[BEGIN Material]

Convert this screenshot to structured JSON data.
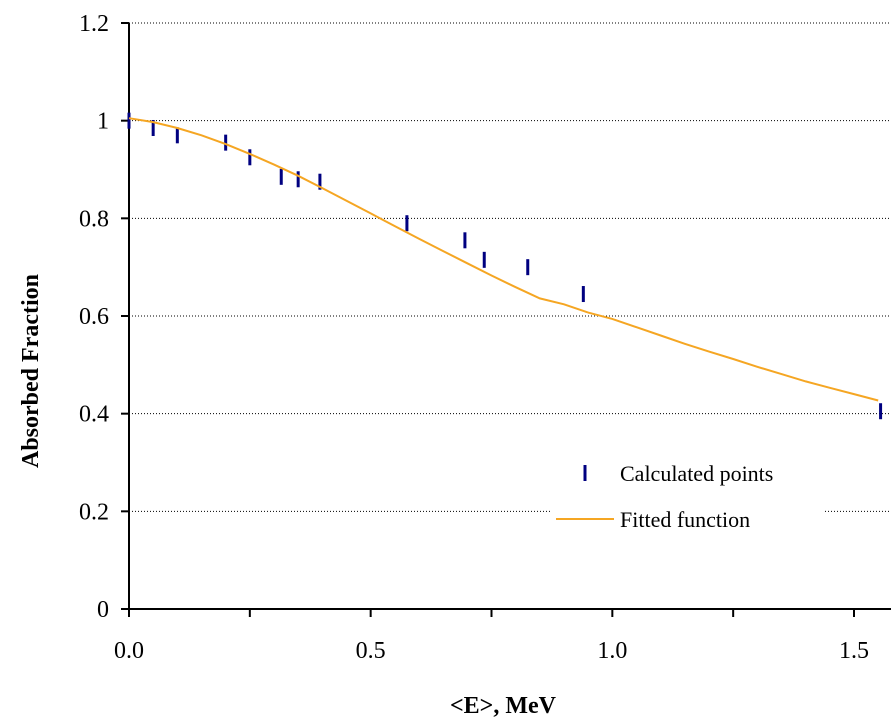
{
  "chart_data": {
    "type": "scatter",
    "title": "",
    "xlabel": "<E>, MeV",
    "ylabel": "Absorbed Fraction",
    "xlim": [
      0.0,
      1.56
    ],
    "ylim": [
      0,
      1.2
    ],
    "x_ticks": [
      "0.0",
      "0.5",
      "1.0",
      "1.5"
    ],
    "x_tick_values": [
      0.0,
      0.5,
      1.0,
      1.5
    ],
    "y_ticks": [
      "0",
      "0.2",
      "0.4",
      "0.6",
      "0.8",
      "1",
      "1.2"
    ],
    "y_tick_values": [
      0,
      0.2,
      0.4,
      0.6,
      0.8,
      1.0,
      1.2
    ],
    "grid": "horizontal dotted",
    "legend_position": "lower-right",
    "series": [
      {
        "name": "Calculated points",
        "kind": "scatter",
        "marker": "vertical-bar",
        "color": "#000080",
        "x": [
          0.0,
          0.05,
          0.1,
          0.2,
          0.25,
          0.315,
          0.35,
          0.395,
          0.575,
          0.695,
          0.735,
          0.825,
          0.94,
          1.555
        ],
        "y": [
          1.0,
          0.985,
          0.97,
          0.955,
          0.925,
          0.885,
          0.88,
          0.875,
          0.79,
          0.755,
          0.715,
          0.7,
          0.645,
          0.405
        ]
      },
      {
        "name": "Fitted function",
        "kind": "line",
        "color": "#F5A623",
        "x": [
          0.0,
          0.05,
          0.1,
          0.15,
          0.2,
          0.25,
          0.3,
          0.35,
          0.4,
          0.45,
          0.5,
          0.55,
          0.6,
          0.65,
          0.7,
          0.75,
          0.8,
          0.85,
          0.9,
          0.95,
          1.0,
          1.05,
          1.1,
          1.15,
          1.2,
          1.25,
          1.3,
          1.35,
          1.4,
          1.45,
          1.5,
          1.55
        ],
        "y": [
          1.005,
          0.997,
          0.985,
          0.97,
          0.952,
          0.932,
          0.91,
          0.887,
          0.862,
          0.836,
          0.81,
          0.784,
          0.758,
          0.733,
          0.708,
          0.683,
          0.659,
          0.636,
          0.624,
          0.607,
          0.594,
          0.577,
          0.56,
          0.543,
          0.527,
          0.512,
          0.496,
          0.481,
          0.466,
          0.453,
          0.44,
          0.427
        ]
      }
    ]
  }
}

[END Material]

Search the listing for the word "name". Copy every line in which it occurs.

Answer below:
        "name": "Calculated points",
        "name": "Fitted function",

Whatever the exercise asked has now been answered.